-- PROBLEM STATEMENT --
All the data should come back exactly as it was given.

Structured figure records
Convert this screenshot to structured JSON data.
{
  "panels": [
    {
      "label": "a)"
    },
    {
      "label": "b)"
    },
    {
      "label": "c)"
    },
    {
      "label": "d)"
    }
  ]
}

-- WRITTEN RESPONSE --
Convert this screenshot to structured JSON data.
{
  "panels": [
    {
      "label": "a)"
    },
    {
      "label": "b)"
    },
    {
      "label": "c)"
    },
    {
      "label": "d)"
    }
  ]
}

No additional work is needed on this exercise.